→ **Written task**
Can you restate the records below word for word?
- - - -
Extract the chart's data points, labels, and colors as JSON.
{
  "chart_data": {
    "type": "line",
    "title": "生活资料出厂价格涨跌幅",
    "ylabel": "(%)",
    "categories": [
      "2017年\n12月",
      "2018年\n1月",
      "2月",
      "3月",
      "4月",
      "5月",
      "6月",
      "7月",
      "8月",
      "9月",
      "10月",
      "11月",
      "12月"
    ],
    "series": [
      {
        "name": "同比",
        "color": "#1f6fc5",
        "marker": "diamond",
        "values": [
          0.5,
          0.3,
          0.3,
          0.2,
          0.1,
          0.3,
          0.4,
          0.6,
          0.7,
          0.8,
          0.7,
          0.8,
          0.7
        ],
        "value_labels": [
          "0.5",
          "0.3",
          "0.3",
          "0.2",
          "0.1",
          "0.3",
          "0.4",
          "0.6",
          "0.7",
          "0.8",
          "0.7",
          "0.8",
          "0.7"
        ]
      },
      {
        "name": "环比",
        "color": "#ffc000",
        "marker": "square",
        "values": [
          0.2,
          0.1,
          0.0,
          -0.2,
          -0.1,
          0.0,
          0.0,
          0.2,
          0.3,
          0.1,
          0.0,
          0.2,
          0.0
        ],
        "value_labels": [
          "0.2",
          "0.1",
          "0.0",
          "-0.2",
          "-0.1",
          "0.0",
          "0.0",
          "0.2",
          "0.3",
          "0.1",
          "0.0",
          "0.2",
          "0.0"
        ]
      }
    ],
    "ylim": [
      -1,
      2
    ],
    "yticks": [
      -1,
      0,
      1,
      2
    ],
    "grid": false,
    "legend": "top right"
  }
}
- - - -
→ **Solution below**
Extract the chart's data points, labels, and colors as JSON.
{
  "chart_data": {
    "type": "line",
    "title": "生活资料出厂价格涨跌幅",
    "ylabel": "(%)",
    "categories": [
      "2017年\n12月",
      "2018年\n1月",
      "2月",
      "3月",
      "4月",
      "5月",
      "6月",
      "7月",
      "8月",
      "9月",
      "10月",
      "11月",
      "12月"
    ],
    "series": [
      {
        "name": "同比",
        "color": "#1f6fc5",
        "marker": "diamond",
        "values": [
          0.5,
          0.3,
          0.3,
          0.2,
          0.1,
          0.3,
          0.4,
          0.6,
          0.7,
          0.8,
          0.7,
          0.8,
          0.7
        ],
        "value_labels": [
          "0.5",
          "0.3",
          "0.3",
          "0.2",
          "0.1",
          "0.3",
          "0.4",
          "0.6",
          "0.7",
          "0.8",
          "0.7",
          "0.8",
          "0.7"
        ]
      },
      {
        "name": "环比",
        "color": "#ffc000",
        "marker": "square",
        "values": [
          0.2,
          0.1,
          0.0,
          -0.2,
          -0.1,
          0.0,
          0.0,
          0.2,
          0.3,
          0.1,
          0.0,
          0.2,
          0.0
        ],
        "value_labels": [
          "0.2",
          "0.1",
          "0.0",
          "-0.2",
          "-0.1",
          "0.0",
          "0.0",
          "0.2",
          "0.3",
          "0.1",
          "0.0",
          "0.2",
          "0.0"
        ]
      }
    ],
    "ylim": [
      -1,
      2
    ],
    "yticks": [
      -1,
      0,
      1,
      2
    ],
    "grid": false,
    "legend": "top right"
  }
}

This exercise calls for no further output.